Print the listing that follows, character for character.

--- Dataset entries ---

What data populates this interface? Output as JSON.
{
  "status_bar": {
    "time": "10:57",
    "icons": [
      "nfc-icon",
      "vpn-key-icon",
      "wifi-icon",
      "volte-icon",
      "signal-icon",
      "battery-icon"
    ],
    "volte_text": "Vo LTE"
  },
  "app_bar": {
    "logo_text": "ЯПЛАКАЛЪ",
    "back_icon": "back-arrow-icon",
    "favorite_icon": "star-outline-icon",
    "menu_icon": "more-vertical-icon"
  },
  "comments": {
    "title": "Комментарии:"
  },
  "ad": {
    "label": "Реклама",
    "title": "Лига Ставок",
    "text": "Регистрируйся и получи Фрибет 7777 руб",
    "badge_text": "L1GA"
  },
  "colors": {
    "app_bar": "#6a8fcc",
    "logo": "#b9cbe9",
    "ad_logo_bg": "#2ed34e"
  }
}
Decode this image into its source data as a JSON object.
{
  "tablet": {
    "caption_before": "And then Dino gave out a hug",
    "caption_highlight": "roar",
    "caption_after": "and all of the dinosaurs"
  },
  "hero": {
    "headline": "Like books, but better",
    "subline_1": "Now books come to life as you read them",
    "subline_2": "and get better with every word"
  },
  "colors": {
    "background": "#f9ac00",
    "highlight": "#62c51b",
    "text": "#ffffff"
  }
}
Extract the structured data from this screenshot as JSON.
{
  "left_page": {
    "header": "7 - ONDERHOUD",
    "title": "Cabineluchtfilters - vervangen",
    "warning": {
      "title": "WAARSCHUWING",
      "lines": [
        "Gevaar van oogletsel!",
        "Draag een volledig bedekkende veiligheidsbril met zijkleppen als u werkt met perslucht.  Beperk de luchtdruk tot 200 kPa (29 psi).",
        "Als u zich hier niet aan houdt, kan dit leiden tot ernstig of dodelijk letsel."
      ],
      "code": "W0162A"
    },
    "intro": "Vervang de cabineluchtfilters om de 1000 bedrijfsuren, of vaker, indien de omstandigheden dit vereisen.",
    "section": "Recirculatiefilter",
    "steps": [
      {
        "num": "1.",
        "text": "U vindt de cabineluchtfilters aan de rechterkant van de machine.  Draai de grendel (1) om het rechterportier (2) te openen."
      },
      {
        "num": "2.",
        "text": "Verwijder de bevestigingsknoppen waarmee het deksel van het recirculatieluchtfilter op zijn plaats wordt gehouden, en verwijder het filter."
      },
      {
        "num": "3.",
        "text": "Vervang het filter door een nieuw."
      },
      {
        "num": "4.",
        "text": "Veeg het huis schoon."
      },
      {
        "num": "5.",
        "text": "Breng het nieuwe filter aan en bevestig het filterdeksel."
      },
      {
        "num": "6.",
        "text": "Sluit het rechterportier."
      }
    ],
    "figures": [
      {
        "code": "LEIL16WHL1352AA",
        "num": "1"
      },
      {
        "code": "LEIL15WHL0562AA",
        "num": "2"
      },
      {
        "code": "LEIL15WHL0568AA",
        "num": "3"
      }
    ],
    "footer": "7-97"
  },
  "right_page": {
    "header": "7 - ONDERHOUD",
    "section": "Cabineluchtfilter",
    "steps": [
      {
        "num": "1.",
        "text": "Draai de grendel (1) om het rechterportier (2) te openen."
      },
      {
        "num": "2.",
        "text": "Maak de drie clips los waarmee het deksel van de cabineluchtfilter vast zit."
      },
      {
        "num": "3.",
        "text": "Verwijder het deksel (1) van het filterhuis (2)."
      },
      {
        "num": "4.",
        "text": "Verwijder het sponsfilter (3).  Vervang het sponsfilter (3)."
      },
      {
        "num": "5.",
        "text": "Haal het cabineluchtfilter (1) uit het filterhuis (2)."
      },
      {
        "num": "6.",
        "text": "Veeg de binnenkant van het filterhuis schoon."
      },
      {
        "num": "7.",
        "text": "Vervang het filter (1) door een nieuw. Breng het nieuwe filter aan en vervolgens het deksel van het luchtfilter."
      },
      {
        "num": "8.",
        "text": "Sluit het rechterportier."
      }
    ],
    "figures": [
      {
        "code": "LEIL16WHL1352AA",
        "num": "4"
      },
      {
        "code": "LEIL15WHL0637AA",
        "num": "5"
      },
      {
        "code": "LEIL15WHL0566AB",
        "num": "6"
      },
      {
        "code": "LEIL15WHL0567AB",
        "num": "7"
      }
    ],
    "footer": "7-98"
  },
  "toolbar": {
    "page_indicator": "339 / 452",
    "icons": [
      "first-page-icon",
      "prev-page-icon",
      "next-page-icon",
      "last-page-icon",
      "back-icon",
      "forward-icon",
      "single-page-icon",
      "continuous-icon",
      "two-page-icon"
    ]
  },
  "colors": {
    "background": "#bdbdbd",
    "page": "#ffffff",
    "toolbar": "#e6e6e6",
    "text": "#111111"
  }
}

---

- Result of this task:
What data populates this interface? Output as JSON.
{
  "status_bar": {
    "time": "10:57",
    "icons": [
      "nfc-icon",
      "vpn-key-icon",
      "wifi-icon",
      "volte-icon",
      "signal-icon",
      "battery-icon"
    ],
    "volte_text": "Vo LTE"
  },
  "app_bar": {
    "logo_text": "ЯПЛАКАЛЪ",
    "back_icon": "back-arrow-icon",
    "favorite_icon": "star-outline-icon",
    "menu_icon": "more-vertical-icon"
  },
  "comments": {
    "title": "Комментарии:"
  },
  "ad": {
    "label": "Реклама",
    "title": "Лига Ставок",
    "text": "Регистрируйся и получи Фрибет 7777 руб",
    "badge_text": "L1GA"
  },
  "colors": {
    "app_bar": "#6a8fcc",
    "logo": "#b9cbe9",
    "ad_logo_bg": "#2ed34e"
  }
}
Decode this image into its source data as a JSON object.
{
  "tablet": {
    "caption_before": "And then Dino gave out a hug",
    "caption_highlight": "roar",
    "caption_after": "and all of the dinosaurs"
  },
  "hero": {
    "headline": "Like books, but better",
    "subline_1": "Now books come to life as you read them",
    "subline_2": "and get better with every word"
  },
  "colors": {
    "background": "#f9ac00",
    "highlight": "#62c51b",
    "text": "#ffffff"
  }
}
Extract the structured data from this screenshot as JSON.
{
  "left_page": {
    "header": "7 - ONDERHOUD",
    "title": "Cabineluchtfilters - vervangen",
    "warning": {
      "title": "WAARSCHUWING",
      "lines": [
        "Gevaar van oogletsel!",
        "Draag een volledig bedekkende veiligheidsbril met zijkleppen als u werkt met perslucht.  Beperk de luchtdruk tot 200 kPa (29 psi).",
        "Als u zich hier niet aan houdt, kan dit leiden tot ernstig of dodelijk letsel."
      ],
      "code": "W0162A"
    },
    "intro": "Vervang de cabineluchtfilters om de 1000 bedrijfsuren, of vaker, indien de omstandigheden dit vereisen.",
    "section": "Recirculatiefilter",
    "steps": [
      {
        "num": "1.",
        "text": "U vindt de cabineluchtfilters aan de rechterkant van de machine.  Draai de grendel (1) om het rechterportier (2) te openen."
      },
      {
        "num": "2.",
        "text": "Verwijder de bevestigingsknoppen waarmee het deksel van het recirculatieluchtfilter op zijn plaats wordt gehouden, en verwijder het filter."
      },
      {
        "num": "3.",
        "text": "Vervang het filter door een nieuw."
      },
      {
        "num": "4.",
        "text": "Veeg het huis schoon."
      },
      {
        "num": "5.",
        "text": "Breng het nieuwe filter aan en bevestig het filterdeksel."
      },
      {
        "num": "6.",
        "text": "Sluit het rechterportier."
      }
    ],
    "figures": [
      {
        "code": "LEIL16WHL1352AA",
        "num": "1"
      },
      {
        "code": "LEIL15WHL0562AA",
        "num": "2"
      },
      {
        "code": "LEIL15WHL0568AA",
        "num": "3"
      }
    ],
    "footer": "7-97"
  },
  "right_page": {
    "header": "7 - ONDERHOUD",
    "section": "Cabineluchtfilter",
    "steps": [
      {
        "num": "1.",
        "text": "Draai de grendel (1) om het rechterportier (2) te openen."
      },
      {
        "num": "2.",
        "text": "Maak de drie clips los waarmee het deksel van de cabineluchtfilter vast zit."
      },
      {
        "num": "3.",
        "text": "Verwijder het deksel (1) van het filterhuis (2)."
      },
      {
        "num": "4.",
        "text": "Verwijder het sponsfilter (3).  Vervang het sponsfilter (3)."
      },
      {
        "num": "5.",
        "text": "Haal het cabineluchtfilter (1) uit het filterhuis (2)."
      },
      {
        "num": "6.",
        "text": "Veeg de binnenkant van het filterhuis schoon."
      },
      {
        "num": "7.",
        "text": "Vervang het filter (1) door een nieuw. Breng het nieuwe filter aan en vervolgens het deksel van het luchtfilter."
      },
      {
        "num": "8.",
        "text": "Sluit het rechterportier."
      }
    ],
    "figures": [
      {
        "code": "LEIL16WHL1352AA",
        "num": "4"
      },
      {
        "code": "LEIL15WHL0637AA",
        "num": "5"
      },
      {
        "code": "LEIL15WHL0566AB",
        "num": "6"
      },
      {
        "code": "LEIL15WHL0567AB",
        "num": "7"
      }
    ],
    "footer": "7-98"
  },
  "toolbar": {
    "page_indicator": "339 / 452",
    "icons": [
      "first-page-icon",
      "prev-page-icon",
      "next-page-icon",
      "last-page-icon",
      "back-icon",
      "forward-icon",
      "single-page-icon",
      "continuous-icon",
      "two-page-icon"
    ]
  },
  "colors": {
    "background": "#bdbdbd",
    "page": "#ffffff",
    "toolbar": "#e6e6e6",
    "text": "#111111"
  }
}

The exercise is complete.